▸ Challenge: Locate the string "ClimeChart" in the listing below. Copy every line where it is found.

▸ Material for this task:
+===+
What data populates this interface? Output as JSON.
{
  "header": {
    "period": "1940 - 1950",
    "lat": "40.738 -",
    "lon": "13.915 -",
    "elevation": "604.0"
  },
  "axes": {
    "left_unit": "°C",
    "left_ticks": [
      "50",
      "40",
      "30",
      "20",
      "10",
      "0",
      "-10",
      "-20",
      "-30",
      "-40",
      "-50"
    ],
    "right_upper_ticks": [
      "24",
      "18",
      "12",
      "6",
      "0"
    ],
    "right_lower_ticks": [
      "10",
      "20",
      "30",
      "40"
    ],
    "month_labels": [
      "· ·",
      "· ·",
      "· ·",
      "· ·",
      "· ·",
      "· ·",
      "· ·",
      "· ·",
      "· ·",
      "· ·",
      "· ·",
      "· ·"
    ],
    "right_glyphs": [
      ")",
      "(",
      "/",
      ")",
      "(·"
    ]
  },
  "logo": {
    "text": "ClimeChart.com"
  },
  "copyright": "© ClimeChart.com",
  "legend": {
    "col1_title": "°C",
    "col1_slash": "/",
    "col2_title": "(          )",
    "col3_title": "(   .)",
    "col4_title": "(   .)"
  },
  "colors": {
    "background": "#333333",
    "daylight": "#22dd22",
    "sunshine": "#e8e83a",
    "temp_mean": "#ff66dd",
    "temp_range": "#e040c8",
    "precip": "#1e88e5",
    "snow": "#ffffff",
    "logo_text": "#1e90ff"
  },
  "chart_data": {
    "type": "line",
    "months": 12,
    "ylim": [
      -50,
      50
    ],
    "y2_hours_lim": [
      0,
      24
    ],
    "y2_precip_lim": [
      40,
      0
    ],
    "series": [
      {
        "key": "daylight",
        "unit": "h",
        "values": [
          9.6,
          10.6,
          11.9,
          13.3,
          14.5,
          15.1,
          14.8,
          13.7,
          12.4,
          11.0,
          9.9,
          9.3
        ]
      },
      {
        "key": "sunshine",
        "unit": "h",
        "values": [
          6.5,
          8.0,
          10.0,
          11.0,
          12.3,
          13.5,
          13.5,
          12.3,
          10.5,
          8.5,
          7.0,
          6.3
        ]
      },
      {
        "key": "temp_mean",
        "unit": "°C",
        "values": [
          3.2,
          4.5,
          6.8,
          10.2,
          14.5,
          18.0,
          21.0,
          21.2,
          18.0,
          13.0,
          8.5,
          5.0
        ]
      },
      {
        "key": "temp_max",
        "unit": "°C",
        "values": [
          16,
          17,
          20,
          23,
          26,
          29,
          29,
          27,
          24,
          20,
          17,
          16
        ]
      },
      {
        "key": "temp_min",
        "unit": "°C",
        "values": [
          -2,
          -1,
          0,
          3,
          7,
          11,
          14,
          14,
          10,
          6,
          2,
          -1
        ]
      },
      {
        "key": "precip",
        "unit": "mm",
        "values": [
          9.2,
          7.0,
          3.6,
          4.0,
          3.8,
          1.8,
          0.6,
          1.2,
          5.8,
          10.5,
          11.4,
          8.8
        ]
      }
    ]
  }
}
+===+
▸ Finished task:
    "text": "ClimeChart.com"
  "copyright": "© ClimeChart.com",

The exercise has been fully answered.